PROBLEM STATEMENT
Copy all the entries below exactly, but not the pictures.

DATA LINES
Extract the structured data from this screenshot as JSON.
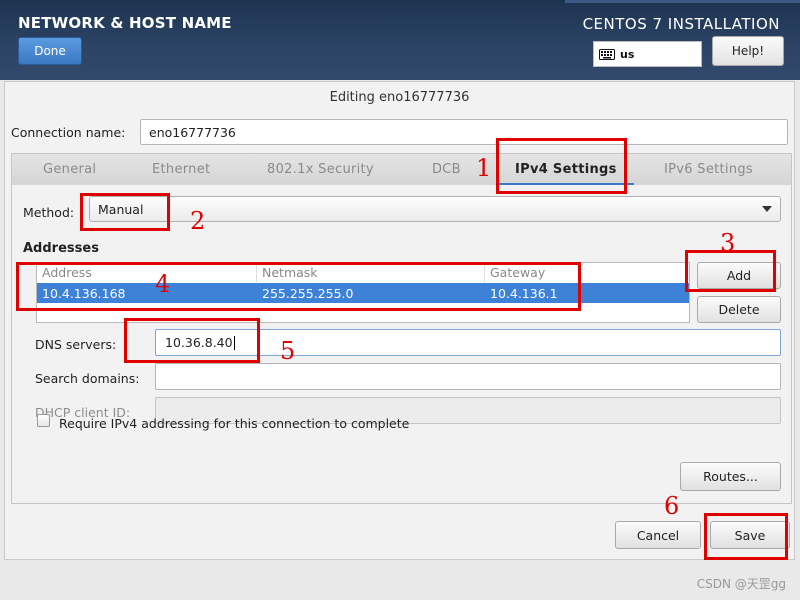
{
  "header": {
    "title": "NETWORK & HOST NAME",
    "done_label": "Done",
    "install_title": "CENTOS 7 INSTALLATION",
    "keyboard_layout": "us",
    "help_label": "Help!"
  },
  "dialog": {
    "title": "Editing eno16777736",
    "connection_name_label": "Connection name:",
    "connection_name_value": "eno16777736",
    "tabs": [
      {
        "label": "General",
        "active": false
      },
      {
        "label": "Ethernet",
        "active": false
      },
      {
        "label": "802.1x Security",
        "active": false
      },
      {
        "label": "DCB",
        "active": false
      },
      {
        "label": "IPv4 Settings",
        "active": true
      },
      {
        "label": "IPv6 Settings",
        "active": false
      }
    ],
    "ipv4": {
      "method_label": "Method:",
      "method_value": "Manual",
      "addresses_label": "Addresses",
      "columns": [
        "Address",
        "Netmask",
        "Gateway"
      ],
      "rows": [
        {
          "address": "10.4.136.168",
          "netmask": "255.255.255.0",
          "gateway": "10.4.136.1"
        }
      ],
      "add_label": "Add",
      "delete_label": "Delete",
      "dns_label": "DNS servers:",
      "dns_value": "10.36.8.40",
      "search_label": "Search domains:",
      "search_value": "",
      "dhcp_label": "DHCP client ID:",
      "dhcp_value": "",
      "require_label": "Require IPv4 addressing for this connection to complete",
      "require_checked": false,
      "routes_label": "Routes..."
    },
    "cancel_label": "Cancel",
    "save_label": "Save"
  },
  "annotations": [
    "1",
    "2",
    "3",
    "4",
    "5",
    "6"
  ],
  "annotation_color": "#e00000",
  "accent_color": "#3d82d6",
  "watermark": "CSDN @天罡gg"
}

ANSWER TO THE PROBLEM
Extract the structured data from this screenshot as JSON.
{
  "header": {
    "title": "NETWORK & HOST NAME",
    "done_label": "Done",
    "install_title": "CENTOS 7 INSTALLATION",
    "keyboard_layout": "us",
    "help_label": "Help!"
  },
  "dialog": {
    "title": "Editing eno16777736",
    "connection_name_label": "Connection name:",
    "connection_name_value": "eno16777736",
    "tabs": [
      {
        "label": "General",
        "active": false
      },
      {
        "label": "Ethernet",
        "active": false
      },
      {
        "label": "802.1x Security",
        "active": false
      },
      {
        "label": "DCB",
        "active": false
      },
      {
        "label": "IPv4 Settings",
        "active": true
      },
      {
        "label": "IPv6 Settings",
        "active": false
      }
    ],
    "ipv4": {
      "method_label": "Method:",
      "method_value": "Manual",
      "addresses_label": "Addresses",
      "columns": [
        "Address",
        "Netmask",
        "Gateway"
      ],
      "rows": [
        {
          "address": "10.4.136.168",
          "netmask": "255.255.255.0",
          "gateway": "10.4.136.1"
        }
      ],
      "add_label": "Add",
      "delete_label": "Delete",
      "dns_label": "DNS servers:",
      "dns_value": "10.36.8.40",
      "search_label": "Search domains:",
      "search_value": "",
      "dhcp_label": "DHCP client ID:",
      "dhcp_value": "",
      "require_label": "Require IPv4 addressing for this connection to complete",
      "require_checked": false,
      "routes_label": "Routes..."
    },
    "cancel_label": "Cancel",
    "save_label": "Save"
  },
  "annotations": [
    "1",
    "2",
    "3",
    "4",
    "5",
    "6"
  ],
  "annotation_color": "#e00000",
  "accent_color": "#3d82d6",
  "watermark": "CSDN @天罡gg"
}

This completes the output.